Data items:
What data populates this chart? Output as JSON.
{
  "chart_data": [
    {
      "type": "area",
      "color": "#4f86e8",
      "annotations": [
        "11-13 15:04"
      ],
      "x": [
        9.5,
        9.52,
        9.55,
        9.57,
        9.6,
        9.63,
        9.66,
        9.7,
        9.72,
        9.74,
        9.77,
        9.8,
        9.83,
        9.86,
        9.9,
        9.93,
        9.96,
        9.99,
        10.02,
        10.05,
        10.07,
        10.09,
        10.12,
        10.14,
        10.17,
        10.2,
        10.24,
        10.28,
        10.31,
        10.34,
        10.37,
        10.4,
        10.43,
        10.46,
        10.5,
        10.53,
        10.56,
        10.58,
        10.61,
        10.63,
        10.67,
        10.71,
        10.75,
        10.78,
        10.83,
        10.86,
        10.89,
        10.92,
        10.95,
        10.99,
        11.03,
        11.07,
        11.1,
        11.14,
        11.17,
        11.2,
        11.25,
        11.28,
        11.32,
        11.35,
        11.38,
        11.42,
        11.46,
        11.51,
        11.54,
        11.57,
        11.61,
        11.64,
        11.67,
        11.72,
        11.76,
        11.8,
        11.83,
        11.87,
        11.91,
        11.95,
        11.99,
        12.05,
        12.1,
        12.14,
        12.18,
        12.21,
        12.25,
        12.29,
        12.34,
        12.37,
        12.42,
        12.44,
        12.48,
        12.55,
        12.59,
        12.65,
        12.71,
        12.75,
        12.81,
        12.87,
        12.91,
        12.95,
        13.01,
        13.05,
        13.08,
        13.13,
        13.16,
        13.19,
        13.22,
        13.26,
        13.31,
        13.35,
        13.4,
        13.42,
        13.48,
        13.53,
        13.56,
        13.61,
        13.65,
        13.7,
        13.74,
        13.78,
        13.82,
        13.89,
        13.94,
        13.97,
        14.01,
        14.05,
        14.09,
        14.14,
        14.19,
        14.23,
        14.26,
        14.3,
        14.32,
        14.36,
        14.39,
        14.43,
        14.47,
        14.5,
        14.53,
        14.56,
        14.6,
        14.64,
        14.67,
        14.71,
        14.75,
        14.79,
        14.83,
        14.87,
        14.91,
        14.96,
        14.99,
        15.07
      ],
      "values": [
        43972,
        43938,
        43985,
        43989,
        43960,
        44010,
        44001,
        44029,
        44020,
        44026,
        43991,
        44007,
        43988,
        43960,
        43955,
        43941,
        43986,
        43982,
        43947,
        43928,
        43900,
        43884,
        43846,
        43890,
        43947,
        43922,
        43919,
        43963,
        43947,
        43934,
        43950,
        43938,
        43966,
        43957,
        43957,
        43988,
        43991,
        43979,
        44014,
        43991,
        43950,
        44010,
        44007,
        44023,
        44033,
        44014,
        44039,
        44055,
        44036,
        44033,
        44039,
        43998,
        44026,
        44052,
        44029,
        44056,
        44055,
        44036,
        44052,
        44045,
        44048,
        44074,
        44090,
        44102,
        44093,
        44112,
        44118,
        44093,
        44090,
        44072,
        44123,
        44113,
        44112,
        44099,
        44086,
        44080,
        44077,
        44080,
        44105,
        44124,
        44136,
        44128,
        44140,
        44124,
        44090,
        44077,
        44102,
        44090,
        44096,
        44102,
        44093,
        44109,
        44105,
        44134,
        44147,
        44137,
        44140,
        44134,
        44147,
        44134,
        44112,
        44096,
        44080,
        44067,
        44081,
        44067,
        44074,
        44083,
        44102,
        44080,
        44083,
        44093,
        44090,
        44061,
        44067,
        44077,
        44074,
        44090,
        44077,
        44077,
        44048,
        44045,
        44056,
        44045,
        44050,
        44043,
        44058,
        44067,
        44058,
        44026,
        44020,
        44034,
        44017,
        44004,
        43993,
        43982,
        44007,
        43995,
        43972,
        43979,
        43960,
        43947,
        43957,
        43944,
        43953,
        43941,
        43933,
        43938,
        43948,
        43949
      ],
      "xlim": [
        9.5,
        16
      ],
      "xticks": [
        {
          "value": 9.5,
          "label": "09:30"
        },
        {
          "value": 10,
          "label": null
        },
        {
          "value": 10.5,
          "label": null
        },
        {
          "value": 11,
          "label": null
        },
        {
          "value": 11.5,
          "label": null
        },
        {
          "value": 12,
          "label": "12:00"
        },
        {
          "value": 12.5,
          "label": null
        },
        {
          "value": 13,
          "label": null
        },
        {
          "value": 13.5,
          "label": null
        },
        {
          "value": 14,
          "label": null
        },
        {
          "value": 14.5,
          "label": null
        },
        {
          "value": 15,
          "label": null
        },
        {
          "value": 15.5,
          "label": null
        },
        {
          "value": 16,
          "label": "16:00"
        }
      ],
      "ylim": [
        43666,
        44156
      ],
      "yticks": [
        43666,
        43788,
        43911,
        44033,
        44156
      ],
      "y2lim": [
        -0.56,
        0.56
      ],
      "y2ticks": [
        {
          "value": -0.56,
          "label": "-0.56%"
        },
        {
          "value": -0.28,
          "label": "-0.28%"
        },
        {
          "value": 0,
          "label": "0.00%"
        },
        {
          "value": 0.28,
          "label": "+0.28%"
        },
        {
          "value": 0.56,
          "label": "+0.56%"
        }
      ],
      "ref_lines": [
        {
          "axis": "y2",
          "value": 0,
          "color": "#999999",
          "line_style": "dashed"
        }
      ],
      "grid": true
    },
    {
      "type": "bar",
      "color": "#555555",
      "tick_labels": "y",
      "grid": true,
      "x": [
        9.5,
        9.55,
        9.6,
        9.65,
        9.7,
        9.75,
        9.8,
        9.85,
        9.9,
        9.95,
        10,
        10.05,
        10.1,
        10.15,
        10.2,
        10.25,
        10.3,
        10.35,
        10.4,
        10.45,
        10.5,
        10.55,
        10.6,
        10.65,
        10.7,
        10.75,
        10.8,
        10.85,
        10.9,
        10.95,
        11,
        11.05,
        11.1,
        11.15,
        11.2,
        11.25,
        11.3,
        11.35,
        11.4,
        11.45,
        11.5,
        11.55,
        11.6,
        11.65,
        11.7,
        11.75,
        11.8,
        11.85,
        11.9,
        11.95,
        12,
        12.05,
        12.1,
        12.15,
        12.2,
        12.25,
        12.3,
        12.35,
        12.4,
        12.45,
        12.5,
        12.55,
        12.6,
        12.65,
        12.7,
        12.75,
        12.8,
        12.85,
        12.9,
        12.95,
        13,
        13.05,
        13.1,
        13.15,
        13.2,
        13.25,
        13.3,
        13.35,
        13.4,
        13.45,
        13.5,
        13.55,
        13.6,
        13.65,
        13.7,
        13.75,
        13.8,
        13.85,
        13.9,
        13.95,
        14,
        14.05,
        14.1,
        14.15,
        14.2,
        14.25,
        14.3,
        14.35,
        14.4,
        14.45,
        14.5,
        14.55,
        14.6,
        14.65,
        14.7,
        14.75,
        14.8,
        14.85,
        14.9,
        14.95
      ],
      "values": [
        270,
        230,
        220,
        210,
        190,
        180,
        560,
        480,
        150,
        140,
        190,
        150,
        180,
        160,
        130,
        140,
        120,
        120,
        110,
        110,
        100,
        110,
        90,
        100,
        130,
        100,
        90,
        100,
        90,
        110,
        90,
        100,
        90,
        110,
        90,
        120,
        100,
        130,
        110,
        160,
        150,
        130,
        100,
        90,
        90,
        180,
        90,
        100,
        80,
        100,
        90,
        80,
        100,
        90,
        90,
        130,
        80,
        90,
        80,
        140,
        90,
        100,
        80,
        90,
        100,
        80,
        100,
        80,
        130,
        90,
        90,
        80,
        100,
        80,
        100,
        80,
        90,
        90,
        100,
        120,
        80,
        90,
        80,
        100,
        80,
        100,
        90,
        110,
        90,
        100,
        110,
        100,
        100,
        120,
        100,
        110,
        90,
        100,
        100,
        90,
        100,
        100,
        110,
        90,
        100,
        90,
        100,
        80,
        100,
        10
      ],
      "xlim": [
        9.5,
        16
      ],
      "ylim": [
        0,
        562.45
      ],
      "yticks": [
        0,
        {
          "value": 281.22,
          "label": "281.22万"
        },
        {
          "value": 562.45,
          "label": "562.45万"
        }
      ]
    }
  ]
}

What is being asked: Tally the lines of the records holding the word "color", then give only the resulting number.

Full answer: 3